- [GIVEN DATA]:
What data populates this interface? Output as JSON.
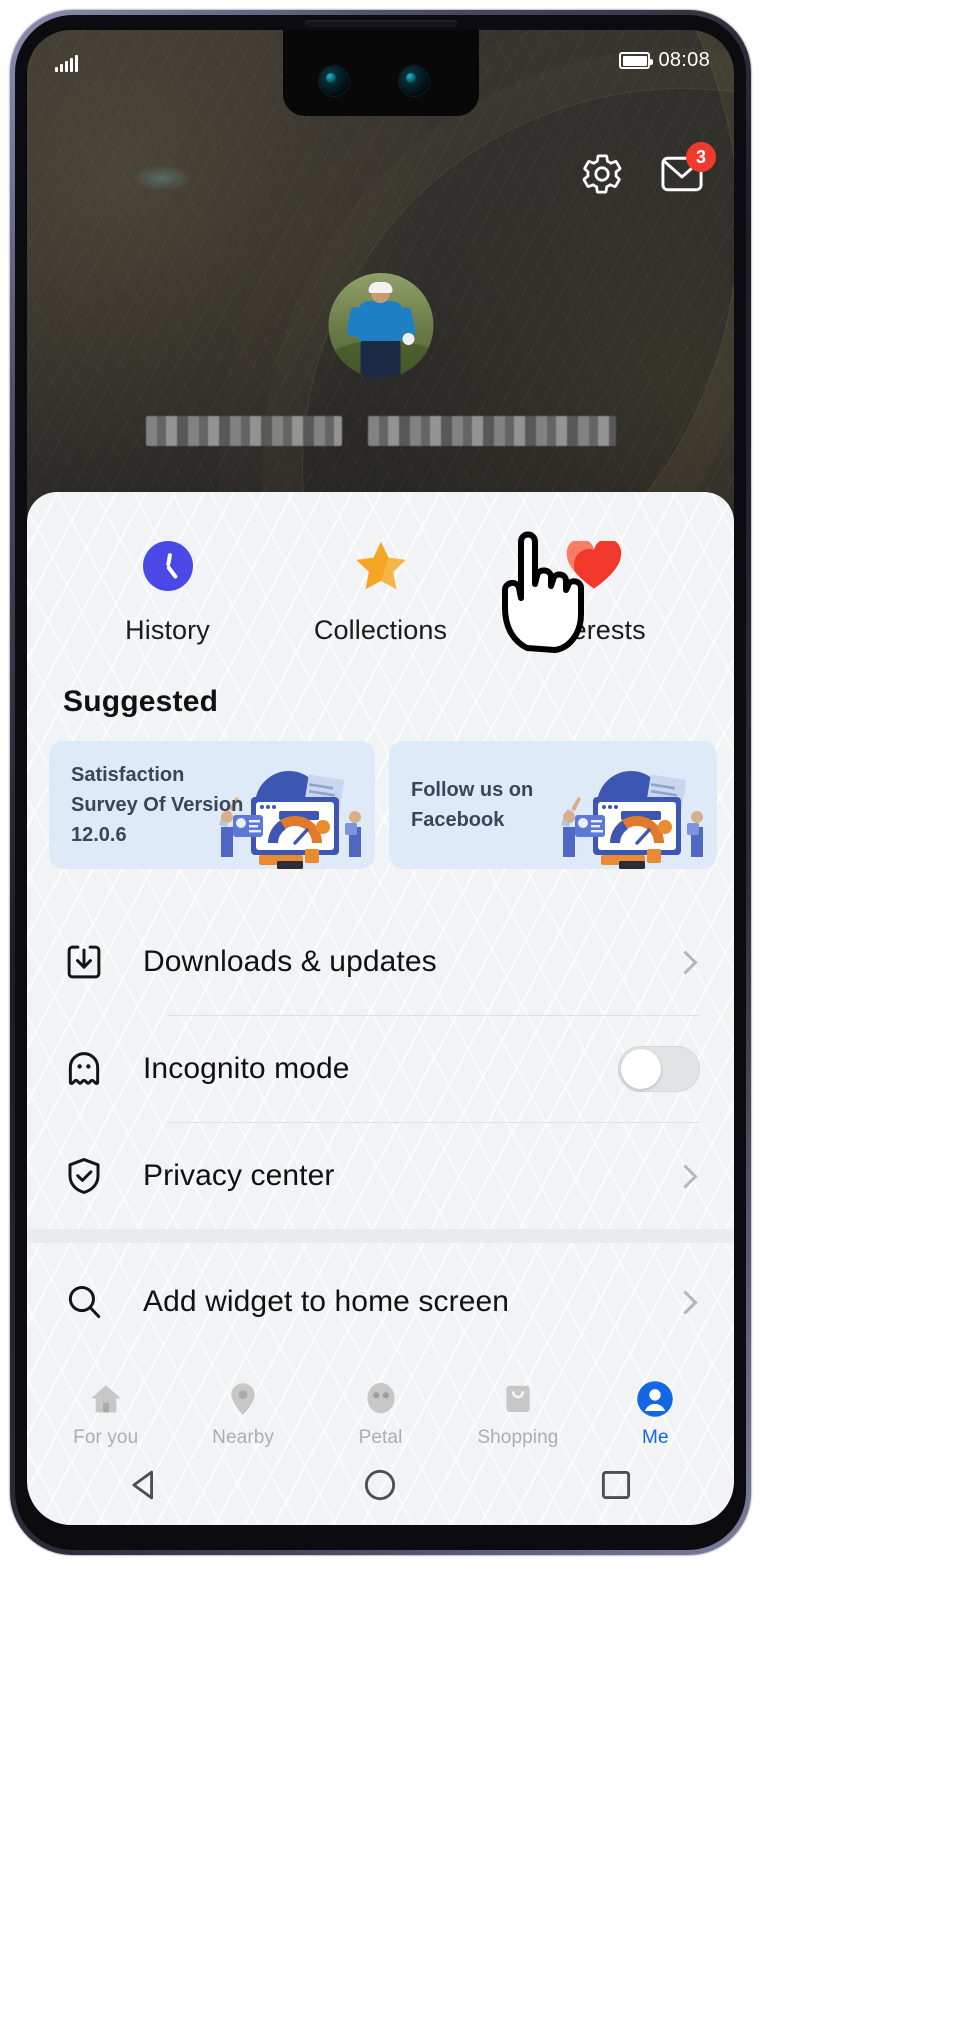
{
  "status_bar": {
    "signal_icon": "signal-bars-icon",
    "battery_icon": "battery-full-icon",
    "time": "08:08"
  },
  "header": {
    "settings_icon": "gear-icon",
    "messages_icon": "envelope-icon",
    "messages_badge": "3",
    "avatar_alt": "profile-avatar",
    "username_masked": "",
    "background_alt": "abstract-golden-arc-wallpaper"
  },
  "shortcuts": [
    {
      "label": "History",
      "icon": "clock-icon",
      "color": "#4a49e8"
    },
    {
      "label": "Collections",
      "icon": "star-icon",
      "color": "#f6a623"
    },
    {
      "label": "Interests",
      "icon": "heart-icon",
      "color": "#f0392b"
    }
  ],
  "suggested": {
    "title": "Suggested",
    "cards": [
      {
        "text": "Satisfaction Survey Of Version 12.0.6",
        "art": "survey-dashboard-illustration",
        "bg": "#dfeaf9"
      },
      {
        "text": "Follow us on Facebook",
        "art": "survey-dashboard-illustration",
        "bg": "#dfeaf9"
      }
    ]
  },
  "menu": [
    {
      "label": "Downloads & updates",
      "icon": "download-box-icon",
      "control": "chevron",
      "chevron_icon": "chevron-right-icon"
    },
    {
      "label": "Incognito mode",
      "icon": "ghost-icon",
      "control": "toggle",
      "toggle_on": false
    },
    {
      "label": "Privacy center",
      "icon": "shield-check-icon",
      "control": "chevron",
      "chevron_icon": "chevron-right-icon"
    },
    {
      "label": "Add widget to home screen",
      "icon": "search-icon",
      "control": "chevron",
      "chevron_icon": "chevron-right-icon"
    }
  ],
  "tabbar": {
    "active_color": "#1268e3",
    "inactive_color": "#adadad",
    "tabs": [
      {
        "label": "For you",
        "icon": "home-icon",
        "active": false
      },
      {
        "label": "Nearby",
        "icon": "location-pin-icon",
        "active": false
      },
      {
        "label": "Petal",
        "icon": "petal-face-icon",
        "active": false
      },
      {
        "label": "Shopping",
        "icon": "shopping-bag-icon",
        "active": false
      },
      {
        "label": "Me",
        "icon": "person-icon",
        "active": true
      }
    ]
  },
  "navbar": {
    "back_icon": "triangle-back-icon",
    "home_icon": "circle-home-icon",
    "recents_icon": "square-recents-icon"
  },
  "cursor": {
    "icon": "pointing-hand-cursor"
  }
}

- [TASK TO COMPLETE]:
Output nothing but the number of lines in the data containing the string "home".

- [EXERCISE SOLUTION]:
3